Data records
================

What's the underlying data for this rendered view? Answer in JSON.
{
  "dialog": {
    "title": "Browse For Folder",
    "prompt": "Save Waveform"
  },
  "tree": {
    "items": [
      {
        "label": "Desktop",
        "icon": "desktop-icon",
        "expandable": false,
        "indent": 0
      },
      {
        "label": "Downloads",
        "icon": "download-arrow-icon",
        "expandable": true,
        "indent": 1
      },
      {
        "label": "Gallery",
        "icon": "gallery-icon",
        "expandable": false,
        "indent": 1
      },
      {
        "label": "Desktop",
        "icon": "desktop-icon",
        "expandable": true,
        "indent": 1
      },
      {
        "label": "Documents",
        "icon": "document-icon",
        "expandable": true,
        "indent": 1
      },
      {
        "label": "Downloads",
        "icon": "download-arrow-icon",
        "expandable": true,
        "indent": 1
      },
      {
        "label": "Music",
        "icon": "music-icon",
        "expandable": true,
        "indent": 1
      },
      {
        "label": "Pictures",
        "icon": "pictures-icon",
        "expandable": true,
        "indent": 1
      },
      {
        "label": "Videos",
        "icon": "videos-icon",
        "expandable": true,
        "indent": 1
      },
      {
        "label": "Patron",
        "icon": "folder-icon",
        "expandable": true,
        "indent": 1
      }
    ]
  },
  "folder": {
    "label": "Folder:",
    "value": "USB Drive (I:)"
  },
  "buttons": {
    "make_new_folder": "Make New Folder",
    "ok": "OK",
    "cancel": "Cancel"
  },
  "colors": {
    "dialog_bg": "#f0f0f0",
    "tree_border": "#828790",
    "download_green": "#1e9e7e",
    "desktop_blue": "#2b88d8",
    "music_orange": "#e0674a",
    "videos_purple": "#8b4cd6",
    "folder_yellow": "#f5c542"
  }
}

================

Repeat all the entries word for word.

Answer in full:
What's the underlying data for this rendered view? Answer in JSON.
{
  "dialog": {
    "title": "Browse For Folder",
    "prompt": "Save Waveform"
  },
  "tree": {
    "items": [
      {
        "label": "Desktop",
        "icon": "desktop-icon",
        "expandable": false,
        "indent": 0
      },
      {
        "label": "Downloads",
        "icon": "download-arrow-icon",
        "expandable": true,
        "indent": 1
      },
      {
        "label": "Gallery",
        "icon": "gallery-icon",
        "expandable": false,
        "indent": 1
      },
      {
        "label": "Desktop",
        "icon": "desktop-icon",
        "expandable": true,
        "indent": 1
      },
      {
        "label": "Documents",
        "icon": "document-icon",
        "expandable": true,
        "indent": 1
      },
      {
        "label": "Downloads",
        "icon": "download-arrow-icon",
        "expandable": true,
        "indent": 1
      },
      {
        "label": "Music",
        "icon": "music-icon",
        "expandable": true,
        "indent": 1
      },
      {
        "label": "Pictures",
        "icon": "pictures-icon",
        "expandable": true,
        "indent": 1
      },
      {
        "label": "Videos",
        "icon": "videos-icon",
        "expandable": true,
        "indent": 1
      },
      {
        "label": "Patron",
        "icon": "folder-icon",
        "expandable": true,
        "indent": 1
      }
    ]
  },
  "folder": {
    "label": "Folder:",
    "value": "USB Drive (I:)"
  },
  "buttons": {
    "make_new_folder": "Make New Folder",
    "ok": "OK",
    "cancel": "Cancel"
  },
  "colors": {
    "dialog_bg": "#f0f0f0",
    "tree_border": "#828790",
    "download_green": "#1e9e7e",
    "desktop_blue": "#2b88d8",
    "music_orange": "#e0674a",
    "videos_purple": "#8b4cd6",
    "folder_yellow": "#f5c542"
  }
}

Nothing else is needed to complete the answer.